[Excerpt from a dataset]
============================================================

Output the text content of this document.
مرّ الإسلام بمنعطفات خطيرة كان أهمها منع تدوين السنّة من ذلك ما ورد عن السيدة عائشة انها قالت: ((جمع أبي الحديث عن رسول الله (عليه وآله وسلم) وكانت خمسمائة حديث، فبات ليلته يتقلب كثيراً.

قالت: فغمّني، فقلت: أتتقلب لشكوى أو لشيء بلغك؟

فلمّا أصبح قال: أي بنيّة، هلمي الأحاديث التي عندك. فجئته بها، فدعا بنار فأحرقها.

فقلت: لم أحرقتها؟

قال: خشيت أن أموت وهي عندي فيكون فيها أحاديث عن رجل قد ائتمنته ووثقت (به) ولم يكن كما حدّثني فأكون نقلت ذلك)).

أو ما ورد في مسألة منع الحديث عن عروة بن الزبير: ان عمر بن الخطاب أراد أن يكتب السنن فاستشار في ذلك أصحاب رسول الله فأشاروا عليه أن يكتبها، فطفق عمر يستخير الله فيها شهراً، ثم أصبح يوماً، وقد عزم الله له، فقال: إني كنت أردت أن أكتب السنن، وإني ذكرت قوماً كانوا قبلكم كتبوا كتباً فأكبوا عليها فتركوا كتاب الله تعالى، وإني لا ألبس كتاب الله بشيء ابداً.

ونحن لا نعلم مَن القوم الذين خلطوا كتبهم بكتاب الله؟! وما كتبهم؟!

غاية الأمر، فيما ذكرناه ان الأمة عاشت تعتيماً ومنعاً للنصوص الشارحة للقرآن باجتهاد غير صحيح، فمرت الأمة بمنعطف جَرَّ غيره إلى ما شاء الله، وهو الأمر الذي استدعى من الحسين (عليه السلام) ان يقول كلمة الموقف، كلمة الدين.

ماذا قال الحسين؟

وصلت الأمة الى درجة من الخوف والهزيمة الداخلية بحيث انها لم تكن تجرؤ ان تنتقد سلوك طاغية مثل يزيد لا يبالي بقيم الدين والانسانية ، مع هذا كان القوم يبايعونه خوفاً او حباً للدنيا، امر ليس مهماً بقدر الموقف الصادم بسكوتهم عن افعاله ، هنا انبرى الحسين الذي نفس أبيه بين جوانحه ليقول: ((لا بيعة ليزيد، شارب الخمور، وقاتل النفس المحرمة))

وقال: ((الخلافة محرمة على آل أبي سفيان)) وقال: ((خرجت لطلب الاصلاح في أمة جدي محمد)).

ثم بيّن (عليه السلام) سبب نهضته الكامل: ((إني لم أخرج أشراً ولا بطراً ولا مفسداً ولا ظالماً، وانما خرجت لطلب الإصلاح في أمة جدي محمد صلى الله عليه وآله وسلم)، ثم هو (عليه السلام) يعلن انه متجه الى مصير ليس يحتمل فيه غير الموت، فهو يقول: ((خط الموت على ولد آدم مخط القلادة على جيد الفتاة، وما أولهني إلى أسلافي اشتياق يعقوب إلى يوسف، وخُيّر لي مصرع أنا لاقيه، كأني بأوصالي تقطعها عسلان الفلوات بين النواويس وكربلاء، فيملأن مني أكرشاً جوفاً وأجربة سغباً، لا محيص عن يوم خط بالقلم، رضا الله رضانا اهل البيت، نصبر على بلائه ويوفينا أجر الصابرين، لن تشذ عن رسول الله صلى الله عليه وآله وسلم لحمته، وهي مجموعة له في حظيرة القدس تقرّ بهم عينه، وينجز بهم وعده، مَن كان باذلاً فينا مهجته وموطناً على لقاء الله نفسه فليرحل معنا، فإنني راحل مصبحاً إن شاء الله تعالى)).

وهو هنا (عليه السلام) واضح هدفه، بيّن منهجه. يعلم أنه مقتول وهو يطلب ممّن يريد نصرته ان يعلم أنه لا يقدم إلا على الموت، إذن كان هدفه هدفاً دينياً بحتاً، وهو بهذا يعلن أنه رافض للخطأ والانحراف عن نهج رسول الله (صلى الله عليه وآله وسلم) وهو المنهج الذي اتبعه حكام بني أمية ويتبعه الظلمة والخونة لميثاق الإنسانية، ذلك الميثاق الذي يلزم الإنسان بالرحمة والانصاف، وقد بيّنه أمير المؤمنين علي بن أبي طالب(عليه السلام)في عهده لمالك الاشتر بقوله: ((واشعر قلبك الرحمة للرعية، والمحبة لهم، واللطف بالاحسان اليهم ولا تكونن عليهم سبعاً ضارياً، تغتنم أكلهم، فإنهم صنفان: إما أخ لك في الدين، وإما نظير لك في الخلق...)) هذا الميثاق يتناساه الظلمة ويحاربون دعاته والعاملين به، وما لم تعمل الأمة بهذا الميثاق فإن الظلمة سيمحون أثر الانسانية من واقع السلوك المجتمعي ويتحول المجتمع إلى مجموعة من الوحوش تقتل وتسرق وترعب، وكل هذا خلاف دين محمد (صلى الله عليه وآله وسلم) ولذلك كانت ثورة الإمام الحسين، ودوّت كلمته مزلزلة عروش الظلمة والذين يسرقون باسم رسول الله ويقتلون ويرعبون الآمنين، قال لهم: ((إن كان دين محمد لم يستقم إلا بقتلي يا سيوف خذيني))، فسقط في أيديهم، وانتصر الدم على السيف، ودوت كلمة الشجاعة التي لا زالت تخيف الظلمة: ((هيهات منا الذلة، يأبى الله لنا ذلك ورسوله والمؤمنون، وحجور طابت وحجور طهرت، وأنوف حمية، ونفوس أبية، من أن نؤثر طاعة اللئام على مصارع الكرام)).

============================================================

* [Prompt]:
Copy down the material exactly as written.

* [Response to the task]:
Output the text content of this document.
مرّ الإسلام بمنعطفات خطيرة كان أهمها منع تدوين السنّة من ذلك ما ورد عن السيدة عائشة انها قالت: ((جمع أبي الحديث عن رسول الله (عليه وآله وسلم) وكانت خمسمائة حديث، فبات ليلته يتقلب كثيراً.

قالت: فغمّني، فقلت: أتتقلب لشكوى أو لشيء بلغك؟

فلمّا أصبح قال: أي بنيّة، هلمي الأحاديث التي عندك. فجئته بها، فدعا بنار فأحرقها.

فقلت: لم أحرقتها؟

قال: خشيت أن أموت وهي عندي فيكون فيها أحاديث عن رجل قد ائتمنته ووثقت (به) ولم يكن كما حدّثني فأكون نقلت ذلك)).

أو ما ورد في مسألة منع الحديث عن عروة بن الزبير: ان عمر بن الخطاب أراد أن يكتب السنن فاستشار في ذلك أصحاب رسول الله فأشاروا عليه أن يكتبها، فطفق عمر يستخير الله فيها شهراً، ثم أصبح يوماً، وقد عزم الله له، فقال: إني كنت أردت أن أكتب السنن، وإني ذكرت قوماً كانوا قبلكم كتبوا كتباً فأكبوا عليها فتركوا كتاب الله تعالى، وإني لا ألبس كتاب الله بشيء ابداً.

ونحن لا نعلم مَن القوم الذين خلطوا كتبهم بكتاب الله؟! وما كتبهم؟!

غاية الأمر، فيما ذكرناه ان الأمة عاشت تعتيماً ومنعاً للنصوص الشارحة للقرآن باجتهاد غير صحيح، فمرت الأمة بمنعطف جَرَّ غيره إلى ما شاء الله، وهو الأمر الذي استدعى من الحسين (عليه السلام) ان يقول كلمة الموقف، كلمة الدين.

ماذا قال الحسين؟

وصلت الأمة الى درجة من الخوف والهزيمة الداخلية بحيث انها لم تكن تجرؤ ان تنتقد سلوك طاغية مثل يزيد لا يبالي بقيم الدين والانسانية ، مع هذا كان القوم يبايعونه خوفاً او حباً للدنيا، امر ليس مهماً بقدر الموقف الصادم بسكوتهم عن افعاله ، هنا انبرى الحسين الذي نفس أبيه بين جوانحه ليقول: ((لا بيعة ليزيد، شارب الخمور، وقاتل النفس المحرمة))

وقال: ((الخلافة محرمة على آل أبي سفيان)) وقال: ((خرجت لطلب الاصلاح في أمة جدي محمد)).

ثم بيّن (عليه السلام) سبب نهضته الكامل: ((إني لم أخرج أشراً ولا بطراً ولا مفسداً ولا ظالماً، وانما خرجت لطلب الإصلاح في أمة جدي محمد صلى الله عليه وآله وسلم)، ثم هو (عليه السلام) يعلن انه متجه الى مصير ليس يحتمل فيه غير الموت، فهو يقول: ((خط الموت على ولد آدم مخط القلادة على جيد الفتاة، وما أولهني إلى أسلافي اشتياق يعقوب إلى يوسف، وخُيّر لي مصرع أنا لاقيه، كأني بأوصالي تقطعها عسلان الفلوات بين النواويس وكربلاء، فيملأن مني أكرشاً جوفاً وأجربة سغباً، لا محيص عن يوم خط بالقلم، رضا الله رضانا اهل البيت، نصبر على بلائه ويوفينا أجر الصابرين، لن تشذ عن رسول الله صلى الله عليه وآله وسلم لحمته، وهي مجموعة له في حظيرة القدس تقرّ بهم عينه، وينجز بهم وعده، مَن كان باذلاً فينا مهجته وموطناً على لقاء الله نفسه فليرحل معنا، فإنني راحل مصبحاً إن شاء الله تعالى)).

وهو هنا (عليه السلام) واضح هدفه، بيّن منهجه. يعلم أنه مقتول وهو يطلب ممّن يريد نصرته ان يعلم أنه لا يقدم إلا على الموت، إذن كان هدفه هدفاً دينياً بحتاً، وهو بهذا يعلن أنه رافض للخطأ والانحراف عن نهج رسول الله (صلى الله عليه وآله وسلم) وهو المنهج الذي اتبعه حكام بني أمية ويتبعه الظلمة والخونة لميثاق الإنسانية، ذلك الميثاق الذي يلزم الإنسان بالرحمة والانصاف، وقد بيّنه أمير المؤمنين علي بن أبي طالب(عليه السلام)في عهده لمالك الاشتر بقوله: ((واشعر قلبك الرحمة للرعية، والمحبة لهم، واللطف بالاحسان اليهم ولا تكونن عليهم سبعاً ضارياً، تغتنم أكلهم، فإنهم صنفان: إما أخ لك في الدين، وإما نظير لك في الخلق...)) هذا الميثاق يتناساه الظلمة ويحاربون دعاته والعاملين به، وما لم تعمل الأمة بهذا الميثاق فإن الظلمة سيمحون أثر الانسانية من واقع السلوك المجتمعي ويتحول المجتمع إلى مجموعة من الوحوش تقتل وتسرق وترعب، وكل هذا خلاف دين محمد (صلى الله عليه وآله وسلم) ولذلك كانت ثورة الإمام الحسين، ودوّت كلمته مزلزلة عروش الظلمة والذين يسرقون باسم رسول الله ويقتلون ويرعبون الآمنين، قال لهم: ((إن كان دين محمد لم يستقم إلا بقتلي يا سيوف خذيني))، فسقط في أيديهم، وانتصر الدم على السيف، ودوت كلمة الشجاعة التي لا زالت تخيف الظلمة: ((هيهات منا الذلة، يأبى الله لنا ذلك ورسوله والمؤمنون، وحجور طابت وحجور طهرت، وأنوف حمية، ونفوس أبية، من أن نؤثر طاعة اللئام على مصارع الكرام)).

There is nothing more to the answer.